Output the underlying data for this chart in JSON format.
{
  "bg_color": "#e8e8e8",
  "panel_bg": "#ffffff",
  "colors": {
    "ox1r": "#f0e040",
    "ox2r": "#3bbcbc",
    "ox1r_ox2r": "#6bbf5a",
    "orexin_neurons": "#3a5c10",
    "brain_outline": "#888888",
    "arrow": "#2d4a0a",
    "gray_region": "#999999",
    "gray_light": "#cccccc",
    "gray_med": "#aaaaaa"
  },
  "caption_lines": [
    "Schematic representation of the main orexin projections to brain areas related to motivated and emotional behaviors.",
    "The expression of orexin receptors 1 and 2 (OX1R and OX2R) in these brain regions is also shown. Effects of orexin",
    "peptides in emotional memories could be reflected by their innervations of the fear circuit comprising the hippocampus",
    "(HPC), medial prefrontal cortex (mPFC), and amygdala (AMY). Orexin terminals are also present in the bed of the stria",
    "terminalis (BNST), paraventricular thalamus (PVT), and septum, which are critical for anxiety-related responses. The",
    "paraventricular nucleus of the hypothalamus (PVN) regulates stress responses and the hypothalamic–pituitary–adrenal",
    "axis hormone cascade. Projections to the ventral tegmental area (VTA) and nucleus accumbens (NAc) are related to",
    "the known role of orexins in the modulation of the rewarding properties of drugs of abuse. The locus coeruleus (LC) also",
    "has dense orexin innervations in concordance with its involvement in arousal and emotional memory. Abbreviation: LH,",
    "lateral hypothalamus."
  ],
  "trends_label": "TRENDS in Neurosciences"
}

****

■ Exercise description ■
Line by line, reproduce the material exactly.

■ The completed task ■
Output the underlying data for this chart in JSON format.
{
  "bg_color": "#e8e8e8",
  "panel_bg": "#ffffff",
  "colors": {
    "ox1r": "#f0e040",
    "ox2r": "#3bbcbc",
    "ox1r_ox2r": "#6bbf5a",
    "orexin_neurons": "#3a5c10",
    "brain_outline": "#888888",
    "arrow": "#2d4a0a",
    "gray_region": "#999999",
    "gray_light": "#cccccc",
    "gray_med": "#aaaaaa"
  },
  "caption_lines": [
    "Schematic representation of the main orexin projections to brain areas related to motivated and emotional behaviors.",
    "The expression of orexin receptors 1 and 2 (OX1R and OX2R) in these brain regions is also shown. Effects of orexin",
    "peptides in emotional memories could be reflected by their innervations of the fear circuit comprising the hippocampus",
    "(HPC), medial prefrontal cortex (mPFC), and amygdala (AMY). Orexin terminals are also present in the bed of the stria",
    "terminalis (BNST), paraventricular thalamus (PVT), and septum, which are critical for anxiety-related responses. The",
    "paraventricular nucleus of the hypothalamus (PVN) regulates stress responses and the hypothalamic–pituitary–adrenal",
    "axis hormone cascade. Projections to the ventral tegmental area (VTA) and nucleus accumbens (NAc) are related to",
    "the known role of orexins in the modulation of the rewarding properties of drugs of abuse. The locus coeruleus (LC) also",
    "has dense orexin innervations in concordance with its involvement in arousal and emotional memory. Abbreviation: LH,",
    "lateral hypothalamus."
  ],
  "trends_label": "TRENDS in Neurosciences"
}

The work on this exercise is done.